- Problem details -
Report the count of lines holding "langsam" in the records, with no other words.

- Dataset items -
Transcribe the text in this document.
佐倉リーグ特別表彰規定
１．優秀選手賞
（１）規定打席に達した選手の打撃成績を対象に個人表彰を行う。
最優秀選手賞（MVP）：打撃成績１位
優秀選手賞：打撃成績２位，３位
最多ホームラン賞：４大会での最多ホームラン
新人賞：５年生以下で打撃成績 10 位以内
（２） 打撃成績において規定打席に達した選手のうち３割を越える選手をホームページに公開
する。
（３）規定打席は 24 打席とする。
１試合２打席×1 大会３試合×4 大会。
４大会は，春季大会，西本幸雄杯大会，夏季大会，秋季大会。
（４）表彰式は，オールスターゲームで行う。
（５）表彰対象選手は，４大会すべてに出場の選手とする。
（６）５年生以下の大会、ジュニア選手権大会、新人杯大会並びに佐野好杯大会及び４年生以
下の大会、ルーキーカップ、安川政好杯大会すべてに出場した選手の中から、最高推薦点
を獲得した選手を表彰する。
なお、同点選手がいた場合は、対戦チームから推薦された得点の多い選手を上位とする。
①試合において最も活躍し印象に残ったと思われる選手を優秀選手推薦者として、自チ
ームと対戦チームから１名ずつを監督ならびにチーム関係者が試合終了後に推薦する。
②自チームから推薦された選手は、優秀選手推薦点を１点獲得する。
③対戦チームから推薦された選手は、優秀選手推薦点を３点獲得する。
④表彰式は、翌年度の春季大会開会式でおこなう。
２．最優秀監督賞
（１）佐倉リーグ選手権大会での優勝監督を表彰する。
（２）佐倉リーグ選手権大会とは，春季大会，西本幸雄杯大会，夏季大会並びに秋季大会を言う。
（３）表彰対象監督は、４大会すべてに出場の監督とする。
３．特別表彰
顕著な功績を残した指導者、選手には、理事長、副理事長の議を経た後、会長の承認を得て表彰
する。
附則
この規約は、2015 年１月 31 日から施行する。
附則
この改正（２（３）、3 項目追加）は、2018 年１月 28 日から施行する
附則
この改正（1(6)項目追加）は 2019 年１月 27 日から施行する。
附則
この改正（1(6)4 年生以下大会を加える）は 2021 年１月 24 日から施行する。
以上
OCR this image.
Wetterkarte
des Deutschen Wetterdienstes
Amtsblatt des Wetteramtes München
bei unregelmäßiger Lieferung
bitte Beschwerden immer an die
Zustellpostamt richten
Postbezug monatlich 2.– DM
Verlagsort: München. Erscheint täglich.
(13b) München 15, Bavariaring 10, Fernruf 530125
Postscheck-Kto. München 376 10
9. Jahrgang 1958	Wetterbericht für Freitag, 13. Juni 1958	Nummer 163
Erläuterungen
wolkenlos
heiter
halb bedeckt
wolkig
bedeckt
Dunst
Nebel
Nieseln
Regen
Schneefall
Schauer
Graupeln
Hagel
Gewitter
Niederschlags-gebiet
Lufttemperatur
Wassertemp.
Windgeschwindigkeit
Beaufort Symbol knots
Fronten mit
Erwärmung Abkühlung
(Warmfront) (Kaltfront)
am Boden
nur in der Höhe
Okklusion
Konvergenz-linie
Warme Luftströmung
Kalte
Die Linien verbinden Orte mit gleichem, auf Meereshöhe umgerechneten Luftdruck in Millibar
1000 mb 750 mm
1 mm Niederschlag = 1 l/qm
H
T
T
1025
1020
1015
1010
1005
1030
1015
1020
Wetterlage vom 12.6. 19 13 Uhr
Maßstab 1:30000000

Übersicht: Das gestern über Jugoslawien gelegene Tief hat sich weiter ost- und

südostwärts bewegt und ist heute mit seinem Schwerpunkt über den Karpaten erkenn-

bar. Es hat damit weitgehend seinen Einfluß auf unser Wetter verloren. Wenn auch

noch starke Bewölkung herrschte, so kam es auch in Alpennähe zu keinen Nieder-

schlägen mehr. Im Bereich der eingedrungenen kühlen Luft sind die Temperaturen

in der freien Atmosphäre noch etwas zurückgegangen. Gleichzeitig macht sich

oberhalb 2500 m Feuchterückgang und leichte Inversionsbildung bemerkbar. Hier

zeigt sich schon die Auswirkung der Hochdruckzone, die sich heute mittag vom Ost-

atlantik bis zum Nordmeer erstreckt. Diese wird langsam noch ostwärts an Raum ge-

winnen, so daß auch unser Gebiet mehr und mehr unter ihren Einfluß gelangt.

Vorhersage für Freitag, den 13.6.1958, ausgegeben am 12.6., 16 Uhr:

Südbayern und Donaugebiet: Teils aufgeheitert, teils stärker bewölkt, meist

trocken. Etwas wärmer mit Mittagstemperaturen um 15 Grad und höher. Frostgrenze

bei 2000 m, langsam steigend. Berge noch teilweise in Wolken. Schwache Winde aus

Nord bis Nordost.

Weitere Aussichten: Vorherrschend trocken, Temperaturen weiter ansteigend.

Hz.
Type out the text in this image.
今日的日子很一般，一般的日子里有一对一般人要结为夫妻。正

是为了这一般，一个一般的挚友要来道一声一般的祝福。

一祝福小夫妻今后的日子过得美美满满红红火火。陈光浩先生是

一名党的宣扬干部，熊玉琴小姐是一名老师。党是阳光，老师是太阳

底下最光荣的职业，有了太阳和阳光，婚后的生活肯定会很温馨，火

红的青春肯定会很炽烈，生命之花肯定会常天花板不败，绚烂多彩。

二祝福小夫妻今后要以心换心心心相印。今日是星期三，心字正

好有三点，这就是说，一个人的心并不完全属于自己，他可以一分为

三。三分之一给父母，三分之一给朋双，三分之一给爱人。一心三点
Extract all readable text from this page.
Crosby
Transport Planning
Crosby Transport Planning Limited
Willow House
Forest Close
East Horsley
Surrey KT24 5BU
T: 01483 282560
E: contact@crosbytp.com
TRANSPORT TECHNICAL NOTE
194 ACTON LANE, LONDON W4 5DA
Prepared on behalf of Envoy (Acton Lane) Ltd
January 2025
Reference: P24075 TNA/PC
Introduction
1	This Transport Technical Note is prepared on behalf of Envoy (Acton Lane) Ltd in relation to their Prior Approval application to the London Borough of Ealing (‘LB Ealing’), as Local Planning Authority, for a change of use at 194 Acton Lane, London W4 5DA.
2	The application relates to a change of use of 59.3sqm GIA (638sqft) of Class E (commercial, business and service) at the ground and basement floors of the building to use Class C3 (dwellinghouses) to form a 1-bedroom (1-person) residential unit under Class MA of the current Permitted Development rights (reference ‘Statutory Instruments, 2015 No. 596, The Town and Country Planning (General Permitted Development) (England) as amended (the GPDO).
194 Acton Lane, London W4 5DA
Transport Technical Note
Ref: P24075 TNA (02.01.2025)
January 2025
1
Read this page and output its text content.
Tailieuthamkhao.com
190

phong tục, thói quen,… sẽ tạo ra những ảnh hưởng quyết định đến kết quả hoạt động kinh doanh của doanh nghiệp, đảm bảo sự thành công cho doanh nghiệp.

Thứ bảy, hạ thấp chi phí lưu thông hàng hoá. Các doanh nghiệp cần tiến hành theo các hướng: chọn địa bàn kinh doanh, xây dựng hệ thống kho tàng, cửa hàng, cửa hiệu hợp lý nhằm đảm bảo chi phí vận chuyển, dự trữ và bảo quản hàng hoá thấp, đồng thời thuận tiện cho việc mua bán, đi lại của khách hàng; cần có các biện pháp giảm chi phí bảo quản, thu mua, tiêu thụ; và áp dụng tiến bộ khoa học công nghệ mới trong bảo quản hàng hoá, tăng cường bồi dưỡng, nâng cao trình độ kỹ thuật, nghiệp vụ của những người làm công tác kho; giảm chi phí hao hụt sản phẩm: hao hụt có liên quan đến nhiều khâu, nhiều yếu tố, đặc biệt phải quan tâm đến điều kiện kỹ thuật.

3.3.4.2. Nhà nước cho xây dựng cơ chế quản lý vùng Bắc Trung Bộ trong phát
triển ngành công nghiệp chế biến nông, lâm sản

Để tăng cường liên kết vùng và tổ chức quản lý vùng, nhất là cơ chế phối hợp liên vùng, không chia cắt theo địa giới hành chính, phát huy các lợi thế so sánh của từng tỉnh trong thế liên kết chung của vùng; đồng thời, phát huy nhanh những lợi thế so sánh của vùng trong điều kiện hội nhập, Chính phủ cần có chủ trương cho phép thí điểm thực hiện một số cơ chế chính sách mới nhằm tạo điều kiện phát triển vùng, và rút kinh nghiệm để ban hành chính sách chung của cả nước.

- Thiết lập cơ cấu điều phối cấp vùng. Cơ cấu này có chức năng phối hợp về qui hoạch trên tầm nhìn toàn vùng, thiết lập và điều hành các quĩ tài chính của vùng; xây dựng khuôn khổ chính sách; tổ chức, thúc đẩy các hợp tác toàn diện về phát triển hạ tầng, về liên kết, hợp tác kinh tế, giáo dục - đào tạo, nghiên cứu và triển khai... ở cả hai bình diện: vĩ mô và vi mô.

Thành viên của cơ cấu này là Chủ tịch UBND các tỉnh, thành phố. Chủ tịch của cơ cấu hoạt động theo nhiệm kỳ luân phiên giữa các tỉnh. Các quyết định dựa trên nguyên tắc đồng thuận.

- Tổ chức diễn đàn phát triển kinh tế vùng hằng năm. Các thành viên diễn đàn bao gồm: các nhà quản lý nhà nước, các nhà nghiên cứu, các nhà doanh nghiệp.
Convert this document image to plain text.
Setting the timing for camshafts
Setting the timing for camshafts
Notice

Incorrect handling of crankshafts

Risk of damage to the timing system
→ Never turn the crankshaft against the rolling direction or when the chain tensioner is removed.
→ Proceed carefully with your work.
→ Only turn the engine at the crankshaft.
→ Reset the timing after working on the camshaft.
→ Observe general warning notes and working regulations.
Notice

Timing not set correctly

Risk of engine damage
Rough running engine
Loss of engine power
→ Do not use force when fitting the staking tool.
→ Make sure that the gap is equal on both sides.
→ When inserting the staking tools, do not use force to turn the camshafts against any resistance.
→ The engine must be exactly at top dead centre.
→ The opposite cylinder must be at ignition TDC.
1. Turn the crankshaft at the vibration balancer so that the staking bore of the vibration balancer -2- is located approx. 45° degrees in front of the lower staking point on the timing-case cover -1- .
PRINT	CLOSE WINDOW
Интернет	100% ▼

- Answer to this task -
2